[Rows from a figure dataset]

-- START --

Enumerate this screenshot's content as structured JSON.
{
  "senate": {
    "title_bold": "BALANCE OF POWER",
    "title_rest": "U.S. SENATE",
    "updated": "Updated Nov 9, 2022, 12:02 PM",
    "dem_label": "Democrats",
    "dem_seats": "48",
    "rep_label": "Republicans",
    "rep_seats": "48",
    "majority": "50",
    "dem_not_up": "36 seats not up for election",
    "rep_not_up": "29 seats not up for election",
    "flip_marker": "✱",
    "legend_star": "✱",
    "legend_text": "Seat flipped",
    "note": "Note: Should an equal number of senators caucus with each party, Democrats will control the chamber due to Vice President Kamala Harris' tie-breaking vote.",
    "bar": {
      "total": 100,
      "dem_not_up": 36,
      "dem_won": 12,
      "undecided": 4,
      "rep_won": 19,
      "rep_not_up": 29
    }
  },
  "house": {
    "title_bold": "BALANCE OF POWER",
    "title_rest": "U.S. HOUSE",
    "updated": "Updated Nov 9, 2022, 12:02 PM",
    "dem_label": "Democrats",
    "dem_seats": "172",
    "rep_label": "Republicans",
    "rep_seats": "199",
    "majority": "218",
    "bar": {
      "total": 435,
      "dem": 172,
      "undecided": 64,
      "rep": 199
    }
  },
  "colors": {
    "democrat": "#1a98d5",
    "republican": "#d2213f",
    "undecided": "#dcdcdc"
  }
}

-- END --

**Problem statement:** Take the lines above and retype all of them exactly.

**Output of the exercise:**
Enumerate this screenshot's content as structured JSON.
{
  "senate": {
    "title_bold": "BALANCE OF POWER",
    "title_rest": "U.S. SENATE",
    "updated": "Updated Nov 9, 2022, 12:02 PM",
    "dem_label": "Democrats",
    "dem_seats": "48",
    "rep_label": "Republicans",
    "rep_seats": "48",
    "majority": "50",
    "dem_not_up": "36 seats not up for election",
    "rep_not_up": "29 seats not up for election",
    "flip_marker": "✱",
    "legend_star": "✱",
    "legend_text": "Seat flipped",
    "note": "Note: Should an equal number of senators caucus with each party, Democrats will control the chamber due to Vice President Kamala Harris' tie-breaking vote.",
    "bar": {
      "total": 100,
      "dem_not_up": 36,
      "dem_won": 12,
      "undecided": 4,
      "rep_won": 19,
      "rep_not_up": 29
    }
  },
  "house": {
    "title_bold": "BALANCE OF POWER",
    "title_rest": "U.S. HOUSE",
    "updated": "Updated Nov 9, 2022, 12:02 PM",
    "dem_label": "Democrats",
    "dem_seats": "172",
    "rep_label": "Republicans",
    "rep_seats": "199",
    "majority": "218",
    "bar": {
      "total": 435,
      "dem": 172,
      "undecided": 64,
      "rep": 199
    }
  },
  "colors": {
    "democrat": "#1a98d5",
    "republican": "#d2213f",
    "undecided": "#dcdcdc"
  }
}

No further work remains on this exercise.